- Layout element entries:
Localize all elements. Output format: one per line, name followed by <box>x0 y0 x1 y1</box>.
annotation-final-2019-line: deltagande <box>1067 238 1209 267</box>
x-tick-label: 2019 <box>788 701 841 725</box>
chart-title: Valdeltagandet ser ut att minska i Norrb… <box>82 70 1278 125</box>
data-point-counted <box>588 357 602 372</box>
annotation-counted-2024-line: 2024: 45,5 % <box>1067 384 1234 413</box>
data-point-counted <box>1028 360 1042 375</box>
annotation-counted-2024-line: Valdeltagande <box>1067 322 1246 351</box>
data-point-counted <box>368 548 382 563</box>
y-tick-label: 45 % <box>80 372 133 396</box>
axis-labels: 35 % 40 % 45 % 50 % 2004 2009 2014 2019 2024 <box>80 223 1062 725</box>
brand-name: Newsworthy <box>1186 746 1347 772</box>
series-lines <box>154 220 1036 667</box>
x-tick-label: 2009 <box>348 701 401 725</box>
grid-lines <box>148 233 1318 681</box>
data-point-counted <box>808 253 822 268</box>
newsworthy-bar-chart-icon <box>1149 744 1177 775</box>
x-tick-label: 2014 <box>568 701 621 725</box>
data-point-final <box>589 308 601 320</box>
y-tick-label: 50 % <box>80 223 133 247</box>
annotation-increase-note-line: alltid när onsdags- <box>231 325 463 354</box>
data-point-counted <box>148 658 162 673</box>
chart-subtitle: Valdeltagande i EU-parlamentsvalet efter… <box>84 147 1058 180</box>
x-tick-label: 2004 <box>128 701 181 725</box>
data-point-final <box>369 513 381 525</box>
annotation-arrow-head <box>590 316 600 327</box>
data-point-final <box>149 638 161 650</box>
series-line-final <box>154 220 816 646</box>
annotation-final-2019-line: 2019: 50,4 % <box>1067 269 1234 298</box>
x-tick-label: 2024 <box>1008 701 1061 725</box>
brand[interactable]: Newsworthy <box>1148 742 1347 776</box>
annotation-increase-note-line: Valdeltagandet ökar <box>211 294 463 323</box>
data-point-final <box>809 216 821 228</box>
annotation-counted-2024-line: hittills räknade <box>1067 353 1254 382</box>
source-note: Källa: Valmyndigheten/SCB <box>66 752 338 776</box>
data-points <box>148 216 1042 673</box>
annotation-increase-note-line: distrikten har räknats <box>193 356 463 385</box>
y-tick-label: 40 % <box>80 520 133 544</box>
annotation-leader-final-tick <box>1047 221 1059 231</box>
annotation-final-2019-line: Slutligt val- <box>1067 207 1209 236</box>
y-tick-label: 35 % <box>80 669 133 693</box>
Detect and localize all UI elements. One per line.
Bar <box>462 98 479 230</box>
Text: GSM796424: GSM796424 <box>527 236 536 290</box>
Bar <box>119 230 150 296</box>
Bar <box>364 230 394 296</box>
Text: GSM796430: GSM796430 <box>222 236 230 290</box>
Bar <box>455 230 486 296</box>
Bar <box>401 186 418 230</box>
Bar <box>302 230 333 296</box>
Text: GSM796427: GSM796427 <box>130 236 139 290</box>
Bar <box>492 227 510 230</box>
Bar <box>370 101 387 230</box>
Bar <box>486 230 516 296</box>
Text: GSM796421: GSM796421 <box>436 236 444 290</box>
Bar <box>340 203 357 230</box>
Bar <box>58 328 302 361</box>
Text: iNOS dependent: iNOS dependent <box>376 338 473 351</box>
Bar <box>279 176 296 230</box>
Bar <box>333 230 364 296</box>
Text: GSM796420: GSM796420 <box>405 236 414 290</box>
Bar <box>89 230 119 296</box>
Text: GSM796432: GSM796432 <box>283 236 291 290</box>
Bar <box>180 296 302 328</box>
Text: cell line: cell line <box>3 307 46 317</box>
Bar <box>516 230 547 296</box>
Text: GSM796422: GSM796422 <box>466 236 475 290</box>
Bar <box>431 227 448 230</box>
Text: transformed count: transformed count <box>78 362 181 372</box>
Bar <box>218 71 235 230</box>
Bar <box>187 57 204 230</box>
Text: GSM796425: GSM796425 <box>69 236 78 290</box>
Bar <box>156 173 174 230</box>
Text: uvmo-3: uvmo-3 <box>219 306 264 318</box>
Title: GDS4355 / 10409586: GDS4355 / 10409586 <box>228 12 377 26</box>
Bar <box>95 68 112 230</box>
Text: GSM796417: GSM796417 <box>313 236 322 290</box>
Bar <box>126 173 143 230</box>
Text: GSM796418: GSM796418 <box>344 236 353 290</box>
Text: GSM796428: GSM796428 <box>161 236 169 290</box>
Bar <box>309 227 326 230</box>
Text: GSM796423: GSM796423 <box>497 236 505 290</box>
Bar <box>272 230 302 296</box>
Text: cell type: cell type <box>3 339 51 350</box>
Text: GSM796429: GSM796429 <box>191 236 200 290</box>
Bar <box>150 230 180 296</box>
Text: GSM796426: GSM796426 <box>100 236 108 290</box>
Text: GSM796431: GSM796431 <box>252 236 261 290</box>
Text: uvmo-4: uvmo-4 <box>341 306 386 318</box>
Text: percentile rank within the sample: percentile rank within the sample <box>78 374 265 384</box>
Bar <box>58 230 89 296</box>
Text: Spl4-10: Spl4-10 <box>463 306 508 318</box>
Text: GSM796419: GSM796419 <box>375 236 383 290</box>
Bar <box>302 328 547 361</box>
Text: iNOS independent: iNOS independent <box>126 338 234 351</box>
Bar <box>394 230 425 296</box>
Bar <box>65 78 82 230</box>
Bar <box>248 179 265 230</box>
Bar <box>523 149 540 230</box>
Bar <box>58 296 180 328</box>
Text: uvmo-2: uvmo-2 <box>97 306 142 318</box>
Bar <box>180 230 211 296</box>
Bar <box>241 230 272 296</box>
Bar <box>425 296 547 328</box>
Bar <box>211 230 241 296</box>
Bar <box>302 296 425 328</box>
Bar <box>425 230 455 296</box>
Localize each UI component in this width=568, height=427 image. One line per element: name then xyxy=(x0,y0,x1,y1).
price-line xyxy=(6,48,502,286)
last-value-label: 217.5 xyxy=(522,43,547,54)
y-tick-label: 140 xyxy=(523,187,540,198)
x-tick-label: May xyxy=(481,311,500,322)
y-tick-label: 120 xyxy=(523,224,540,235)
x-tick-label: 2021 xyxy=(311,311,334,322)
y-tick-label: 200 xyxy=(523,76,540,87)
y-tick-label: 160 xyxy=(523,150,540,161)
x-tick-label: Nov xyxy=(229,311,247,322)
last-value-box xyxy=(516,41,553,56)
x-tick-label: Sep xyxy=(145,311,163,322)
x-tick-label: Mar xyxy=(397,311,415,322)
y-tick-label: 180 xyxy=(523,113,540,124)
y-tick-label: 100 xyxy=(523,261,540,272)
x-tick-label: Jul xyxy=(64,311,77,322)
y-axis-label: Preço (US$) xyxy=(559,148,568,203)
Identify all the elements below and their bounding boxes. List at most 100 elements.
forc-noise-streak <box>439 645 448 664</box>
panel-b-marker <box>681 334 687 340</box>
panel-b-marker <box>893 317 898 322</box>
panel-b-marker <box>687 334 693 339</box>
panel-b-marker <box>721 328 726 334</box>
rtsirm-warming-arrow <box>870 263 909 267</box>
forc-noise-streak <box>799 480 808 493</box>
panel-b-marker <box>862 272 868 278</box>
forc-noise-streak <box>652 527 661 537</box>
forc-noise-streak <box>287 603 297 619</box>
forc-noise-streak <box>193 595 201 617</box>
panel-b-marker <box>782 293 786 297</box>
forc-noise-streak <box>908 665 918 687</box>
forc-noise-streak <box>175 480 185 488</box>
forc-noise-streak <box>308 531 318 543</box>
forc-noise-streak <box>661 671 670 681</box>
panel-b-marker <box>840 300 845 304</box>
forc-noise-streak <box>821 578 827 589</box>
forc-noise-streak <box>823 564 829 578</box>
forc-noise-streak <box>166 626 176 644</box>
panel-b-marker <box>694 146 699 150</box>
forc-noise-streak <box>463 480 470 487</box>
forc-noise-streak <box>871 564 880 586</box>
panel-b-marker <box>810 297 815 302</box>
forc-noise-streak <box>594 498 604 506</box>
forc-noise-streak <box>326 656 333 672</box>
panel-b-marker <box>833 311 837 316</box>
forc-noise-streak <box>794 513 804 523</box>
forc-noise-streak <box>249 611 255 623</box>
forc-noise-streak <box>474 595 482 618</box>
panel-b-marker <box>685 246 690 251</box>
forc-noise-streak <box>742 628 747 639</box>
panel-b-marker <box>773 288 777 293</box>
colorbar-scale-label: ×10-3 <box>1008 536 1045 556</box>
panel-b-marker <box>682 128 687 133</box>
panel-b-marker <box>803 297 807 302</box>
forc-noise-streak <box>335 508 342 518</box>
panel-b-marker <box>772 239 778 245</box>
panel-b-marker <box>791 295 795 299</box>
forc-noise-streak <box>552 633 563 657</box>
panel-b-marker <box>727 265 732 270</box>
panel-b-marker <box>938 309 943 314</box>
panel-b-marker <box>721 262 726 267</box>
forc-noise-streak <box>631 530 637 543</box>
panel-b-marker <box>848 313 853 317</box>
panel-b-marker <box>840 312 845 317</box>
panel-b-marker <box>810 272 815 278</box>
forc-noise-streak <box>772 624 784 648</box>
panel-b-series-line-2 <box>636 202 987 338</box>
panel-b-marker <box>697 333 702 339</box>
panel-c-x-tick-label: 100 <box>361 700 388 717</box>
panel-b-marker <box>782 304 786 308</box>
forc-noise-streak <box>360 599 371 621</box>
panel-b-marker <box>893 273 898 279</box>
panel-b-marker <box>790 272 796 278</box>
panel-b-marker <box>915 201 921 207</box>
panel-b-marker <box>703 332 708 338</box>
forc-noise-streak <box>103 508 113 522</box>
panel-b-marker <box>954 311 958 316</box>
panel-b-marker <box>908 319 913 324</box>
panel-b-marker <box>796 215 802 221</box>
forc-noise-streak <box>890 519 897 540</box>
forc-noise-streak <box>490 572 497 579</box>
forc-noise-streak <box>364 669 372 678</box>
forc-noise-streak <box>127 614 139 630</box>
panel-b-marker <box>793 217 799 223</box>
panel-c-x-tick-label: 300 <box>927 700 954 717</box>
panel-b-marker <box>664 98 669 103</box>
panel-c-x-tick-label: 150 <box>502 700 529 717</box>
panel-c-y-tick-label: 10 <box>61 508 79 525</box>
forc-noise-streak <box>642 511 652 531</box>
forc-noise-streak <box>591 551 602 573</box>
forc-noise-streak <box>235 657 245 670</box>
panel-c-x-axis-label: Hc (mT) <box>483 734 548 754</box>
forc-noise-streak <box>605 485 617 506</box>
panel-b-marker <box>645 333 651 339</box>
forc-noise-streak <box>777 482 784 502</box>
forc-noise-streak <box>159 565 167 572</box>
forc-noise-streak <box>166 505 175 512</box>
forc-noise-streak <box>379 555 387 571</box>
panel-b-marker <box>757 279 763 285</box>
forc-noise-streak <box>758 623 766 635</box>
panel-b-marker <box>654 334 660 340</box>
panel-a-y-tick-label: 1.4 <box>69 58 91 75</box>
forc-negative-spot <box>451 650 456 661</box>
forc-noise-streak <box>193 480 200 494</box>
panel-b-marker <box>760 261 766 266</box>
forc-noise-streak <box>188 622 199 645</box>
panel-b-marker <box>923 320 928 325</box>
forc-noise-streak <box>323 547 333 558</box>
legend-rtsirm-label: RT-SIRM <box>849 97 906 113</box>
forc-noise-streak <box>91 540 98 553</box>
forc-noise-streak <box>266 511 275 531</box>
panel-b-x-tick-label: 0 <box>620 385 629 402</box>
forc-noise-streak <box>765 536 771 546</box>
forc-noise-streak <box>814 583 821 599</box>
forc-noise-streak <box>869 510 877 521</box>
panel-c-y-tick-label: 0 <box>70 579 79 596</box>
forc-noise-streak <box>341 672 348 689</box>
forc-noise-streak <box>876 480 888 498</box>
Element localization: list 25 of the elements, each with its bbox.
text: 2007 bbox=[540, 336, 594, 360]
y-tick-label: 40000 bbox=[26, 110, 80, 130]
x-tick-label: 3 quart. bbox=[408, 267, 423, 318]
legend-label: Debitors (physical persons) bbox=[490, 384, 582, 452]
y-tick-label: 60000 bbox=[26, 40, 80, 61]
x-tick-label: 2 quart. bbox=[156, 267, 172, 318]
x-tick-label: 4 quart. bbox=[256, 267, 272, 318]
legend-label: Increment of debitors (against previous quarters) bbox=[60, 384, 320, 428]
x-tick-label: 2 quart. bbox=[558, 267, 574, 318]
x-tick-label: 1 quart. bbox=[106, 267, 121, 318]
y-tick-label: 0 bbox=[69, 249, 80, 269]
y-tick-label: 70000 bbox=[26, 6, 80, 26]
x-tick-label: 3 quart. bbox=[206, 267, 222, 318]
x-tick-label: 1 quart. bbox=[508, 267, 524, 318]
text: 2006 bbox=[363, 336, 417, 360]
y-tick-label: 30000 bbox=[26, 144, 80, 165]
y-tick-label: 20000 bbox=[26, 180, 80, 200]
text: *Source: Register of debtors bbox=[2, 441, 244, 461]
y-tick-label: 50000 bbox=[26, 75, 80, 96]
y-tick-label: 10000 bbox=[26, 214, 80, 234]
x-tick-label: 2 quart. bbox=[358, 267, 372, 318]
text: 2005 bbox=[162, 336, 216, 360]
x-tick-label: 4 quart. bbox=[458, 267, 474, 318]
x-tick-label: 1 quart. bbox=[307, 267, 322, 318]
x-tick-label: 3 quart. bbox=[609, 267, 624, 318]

- Instructions to follow:
Collect every line in the rows above that contains the string "note".

- Exercise output:
annotation-increase-note-line: alltid när onsdags- <box>231 325 463 354</box>
annotation-increase-note-line: Valdeltagandet ökar <box>211 294 463 323</box>
source-note: Källa: Valmyndigheten/SCB <box>66 752 338 776</box>
annotation-increase-note-line: distrikten har räknats <box>193 356 463 385</box>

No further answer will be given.